#### DATA SHOWN
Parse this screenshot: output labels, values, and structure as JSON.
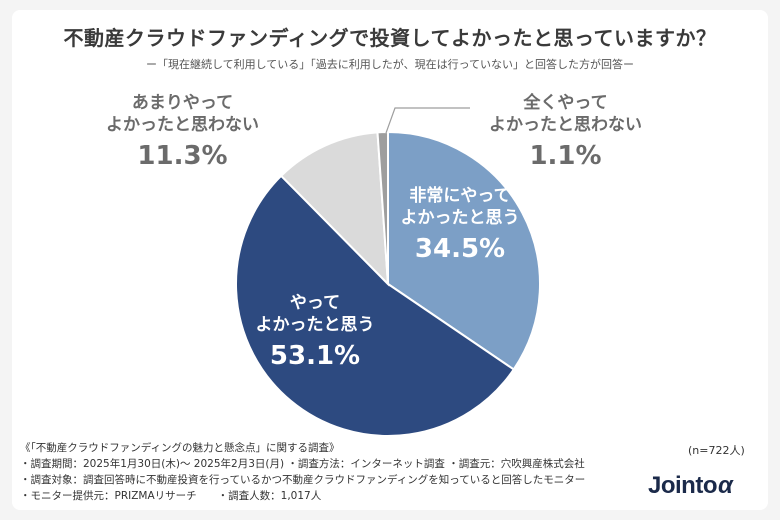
{
  "title": "不動産クラウドファンディングで投資してよかったと思っていますか？",
  "subtitle": "ー「現在継続して利用している」「過去に利用したが、現在は行っていない」と回答した方が回答ー",
  "chart_data": {
    "type": "pie",
    "title": "不動産クラウドファンディングで投資してよかったと思っていますか？",
    "start": "12 o'clock, clockwise",
    "slices": [
      {
        "label": "非常にやって\nよかったと思う",
        "label_lines": [
          "非常にやって",
          "よかったと思う"
        ],
        "value": 34.5,
        "display": "34.5%",
        "color": "#7c9fc6"
      },
      {
        "label": "やって\nよかったと思う",
        "label_lines": [
          "やって",
          "よかったと思う"
        ],
        "value": 53.1,
        "display": "53.1%",
        "color": "#2d4a80"
      },
      {
        "label": "あまりやって\nよかったと思わない",
        "label_lines": [
          "あまりやって",
          "よかったと思わない"
        ],
        "value": 11.3,
        "display": "11.3%",
        "color": "#dadada"
      },
      {
        "label": "全くやって\nよかったと思わない",
        "label_lines": [
          "全くやって",
          "よかったと思わない"
        ],
        "value": 1.1,
        "display": "1.1%",
        "color": "#9e9e9e"
      }
    ]
  },
  "footer": {
    "survey_title": "《「不動産クラウドファンディングの魅力と懸念点」に関する調査》",
    "lines": [
      "・調査期間：2025年1月30日(木)〜 2025年2月3日(月) ・調査方法：インターネット調査 ・調査元：穴吹興産株式会社",
      "・調査対象：調査回答時に不動産投資を行っているかつ不動産クラウドファンディングを知っていると回答したモニター",
      "・モニター提供元：PRIZMAリサーチ　　・調査人数：1,017人"
    ],
    "n": "(n=722人)"
  },
  "logo": {
    "main": "Jointo",
    "suffix": "α"
  }
}
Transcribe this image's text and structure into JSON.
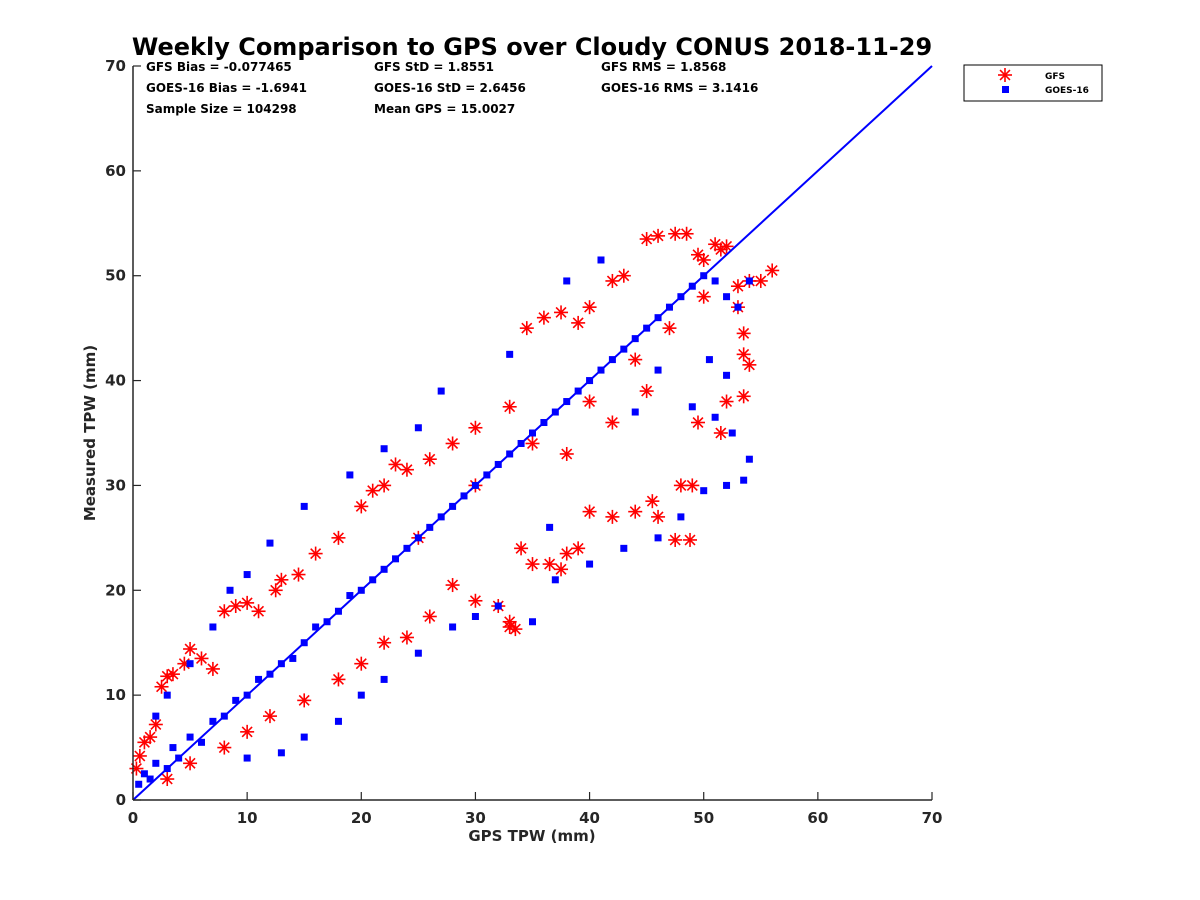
{
  "chart_data": {
    "type": "scatter",
    "title": "Weekly Comparison to GPS over Cloudy CONUS 2018-11-29",
    "xlabel": "GPS TPW (mm)",
    "ylabel": "Measured TPW (mm)",
    "xlim": [
      0,
      70
    ],
    "ylim": [
      0,
      70
    ],
    "xticks": [
      "0",
      "10",
      "20",
      "30",
      "40",
      "50",
      "60",
      "70"
    ],
    "yticks": [
      "0",
      "10",
      "20",
      "30",
      "40",
      "50",
      "60",
      "70"
    ],
    "grid": false,
    "legend_position": "outside-top-right",
    "reference_line": {
      "x": [
        0,
        70
      ],
      "y": [
        0,
        70
      ],
      "color": "#0000ff"
    },
    "stats": {
      "gfs_bias": "GFS Bias = -0.077465",
      "gfs_std": "GFS StD = 1.8551",
      "gfs_rms": "GFS RMS = 1.8568",
      "goes_bias": "GOES-16 Bias = -1.6941",
      "goes_std": "GOES-16 StD = 2.6456",
      "goes_rms": "GOES-16 RMS = 3.1416",
      "sample_size": "Sample Size = 104298",
      "mean_gps": "Mean GPS = 15.0027"
    },
    "series": [
      {
        "name": "GFS",
        "marker": "asterisk",
        "color": "#ff0000",
        "points": [
          [
            0.3,
            3.0
          ],
          [
            0.6,
            4.2
          ],
          [
            1.0,
            5.5
          ],
          [
            1.5,
            6.0
          ],
          [
            2.0,
            7.2
          ],
          [
            2.5,
            10.8
          ],
          [
            3.0,
            11.8
          ],
          [
            3.5,
            12.0
          ],
          [
            4.5,
            13.0
          ],
          [
            5.0,
            14.4
          ],
          [
            6.0,
            13.5
          ],
          [
            7.0,
            12.5
          ],
          [
            8.0,
            18.0
          ],
          [
            9.0,
            18.5
          ],
          [
            10.0,
            18.8
          ],
          [
            11.0,
            18.0
          ],
          [
            12.5,
            20.0
          ],
          [
            13.0,
            21.0
          ],
          [
            14.5,
            21.5
          ],
          [
            16.0,
            23.5
          ],
          [
            18.0,
            25.0
          ],
          [
            20.0,
            28.0
          ],
          [
            21.0,
            29.5
          ],
          [
            22.0,
            30.0
          ],
          [
            23.0,
            32.0
          ],
          [
            24.0,
            31.5
          ],
          [
            26.0,
            32.5
          ],
          [
            28.0,
            34.0
          ],
          [
            30.0,
            35.5
          ],
          [
            33.0,
            37.5
          ],
          [
            34.5,
            45.0
          ],
          [
            36.0,
            46.0
          ],
          [
            37.5,
            46.5
          ],
          [
            39.0,
            45.5
          ],
          [
            40.0,
            47.0
          ],
          [
            42.0,
            49.5
          ],
          [
            43.0,
            50.0
          ],
          [
            45.0,
            53.5
          ],
          [
            46.0,
            53.8
          ],
          [
            47.5,
            54.0
          ],
          [
            48.5,
            54.0
          ],
          [
            49.5,
            52.0
          ],
          [
            50.0,
            51.5
          ],
          [
            51.0,
            53.0
          ],
          [
            51.5,
            52.5
          ],
          [
            52.0,
            52.8
          ],
          [
            53.0,
            49.0
          ],
          [
            54.0,
            49.5
          ],
          [
            55.0,
            49.5
          ],
          [
            56.0,
            50.5
          ],
          [
            53.0,
            47.0
          ],
          [
            53.5,
            44.5
          ],
          [
            53.5,
            42.5
          ],
          [
            54.0,
            41.5
          ],
          [
            53.5,
            38.5
          ],
          [
            52.0,
            38.0
          ],
          [
            51.5,
            35.0
          ],
          [
            49.5,
            36.0
          ],
          [
            48.0,
            30.0
          ],
          [
            49.0,
            30.0
          ],
          [
            47.5,
            24.8
          ],
          [
            48.8,
            24.8
          ],
          [
            46.0,
            27.0
          ],
          [
            45.5,
            28.5
          ],
          [
            44.0,
            27.5
          ],
          [
            42.0,
            27.0
          ],
          [
            40.0,
            27.5
          ],
          [
            39.0,
            24.0
          ],
          [
            38.0,
            23.5
          ],
          [
            37.5,
            22.0
          ],
          [
            36.5,
            22.5
          ],
          [
            35.0,
            22.5
          ],
          [
            33.0,
            16.5
          ],
          [
            33.5,
            16.3
          ],
          [
            33.0,
            17.0
          ],
          [
            32.0,
            18.5
          ],
          [
            34.0,
            24.0
          ],
          [
            30.0,
            19.0
          ],
          [
            28.0,
            20.5
          ],
          [
            26.0,
            17.5
          ],
          [
            24.0,
            15.5
          ],
          [
            22.0,
            15.0
          ],
          [
            20.0,
            13.0
          ],
          [
            18.0,
            11.5
          ],
          [
            15.0,
            9.5
          ],
          [
            12.0,
            8.0
          ],
          [
            10.0,
            6.5
          ],
          [
            8.0,
            5.0
          ],
          [
            5.0,
            3.5
          ],
          [
            3.0,
            2.0
          ],
          [
            25.0,
            25.0
          ],
          [
            30.0,
            30.0
          ],
          [
            35.0,
            34.0
          ],
          [
            40.0,
            38.0
          ],
          [
            44.0,
            42.0
          ],
          [
            47.0,
            45.0
          ],
          [
            50.0,
            48.0
          ],
          [
            45.0,
            39.0
          ],
          [
            42.0,
            36.0
          ],
          [
            38.0,
            33.0
          ]
        ]
      },
      {
        "name": "GOES-16",
        "marker": "square",
        "color": "#0000ff",
        "points": [
          [
            0.5,
            1.5
          ],
          [
            1.0,
            2.5
          ],
          [
            1.5,
            2.0
          ],
          [
            2.0,
            3.5
          ],
          [
            3.0,
            3.0
          ],
          [
            3.5,
            5.0
          ],
          [
            4.0,
            4.0
          ],
          [
            5.0,
            6.0
          ],
          [
            6.0,
            5.5
          ],
          [
            7.0,
            7.5
          ],
          [
            8.0,
            8.0
          ],
          [
            9.0,
            9.5
          ],
          [
            10.0,
            10.0
          ],
          [
            11.0,
            11.5
          ],
          [
            12.0,
            12.0
          ],
          [
            13.0,
            13.0
          ],
          [
            14.0,
            13.5
          ],
          [
            15.0,
            15.0
          ],
          [
            16.0,
            16.5
          ],
          [
            17.0,
            17.0
          ],
          [
            18.0,
            18.0
          ],
          [
            19.0,
            19.5
          ],
          [
            20.0,
            20.0
          ],
          [
            21.0,
            21.0
          ],
          [
            22.0,
            22.0
          ],
          [
            23.0,
            23.0
          ],
          [
            24.0,
            24.0
          ],
          [
            25.0,
            25.0
          ],
          [
            26.0,
            26.0
          ],
          [
            27.0,
            27.0
          ],
          [
            28.0,
            28.0
          ],
          [
            29.0,
            29.0
          ],
          [
            30.0,
            30.0
          ],
          [
            31.0,
            31.0
          ],
          [
            32.0,
            32.0
          ],
          [
            33.0,
            33.0
          ],
          [
            34.0,
            34.0
          ],
          [
            35.0,
            35.0
          ],
          [
            36.0,
            36.0
          ],
          [
            37.0,
            37.0
          ],
          [
            38.0,
            38.0
          ],
          [
            39.0,
            39.0
          ],
          [
            40.0,
            40.0
          ],
          [
            41.0,
            41.0
          ],
          [
            42.0,
            42.0
          ],
          [
            43.0,
            43.0
          ],
          [
            44.0,
            44.0
          ],
          [
            45.0,
            45.0
          ],
          [
            46.0,
            46.0
          ],
          [
            47.0,
            47.0
          ],
          [
            48.0,
            48.0
          ],
          [
            49.0,
            49.0
          ],
          [
            50.0,
            50.0
          ],
          [
            51.0,
            49.5
          ],
          [
            52.0,
            48.0
          ],
          [
            53.0,
            47.0
          ],
          [
            54.0,
            49.5
          ],
          [
            41.0,
            51.5
          ],
          [
            38.0,
            49.5
          ],
          [
            33.0,
            42.5
          ],
          [
            27.0,
            39.0
          ],
          [
            25.0,
            35.5
          ],
          [
            22.0,
            33.5
          ],
          [
            19.0,
            31.0
          ],
          [
            15.0,
            28.0
          ],
          [
            12.0,
            24.5
          ],
          [
            10.0,
            21.5
          ],
          [
            8.5,
            20.0
          ],
          [
            7.0,
            16.5
          ],
          [
            5.0,
            13.0
          ],
          [
            3.0,
            10.0
          ],
          [
            2.0,
            8.0
          ],
          [
            10.0,
            4.0
          ],
          [
            13.0,
            4.5
          ],
          [
            15.0,
            6.0
          ],
          [
            18.0,
            7.5
          ],
          [
            20.0,
            10.0
          ],
          [
            22.0,
            11.5
          ],
          [
            25.0,
            14.0
          ],
          [
            28.0,
            16.5
          ],
          [
            30.0,
            17.5
          ],
          [
            32.0,
            18.5
          ],
          [
            35.0,
            17.0
          ],
          [
            37.0,
            21.0
          ],
          [
            40.0,
            22.5
          ],
          [
            43.0,
            24.0
          ],
          [
            46.0,
            25.0
          ],
          [
            48.0,
            27.0
          ],
          [
            50.0,
            29.5
          ],
          [
            52.0,
            30.0
          ],
          [
            53.5,
            30.5
          ],
          [
            54.0,
            32.5
          ],
          [
            52.5,
            35.0
          ],
          [
            51.0,
            36.5
          ],
          [
            49.0,
            37.5
          ],
          [
            52.0,
            40.5
          ],
          [
            50.5,
            42.0
          ],
          [
            46.0,
            41.0
          ],
          [
            44.0,
            37.0
          ],
          [
            36.5,
            26.0
          ]
        ]
      }
    ]
  }
}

#### REQUIRED WORK
Report only the number of lines that hold the word "nよかったと思わない".

#### REPLY TO THE TASK
2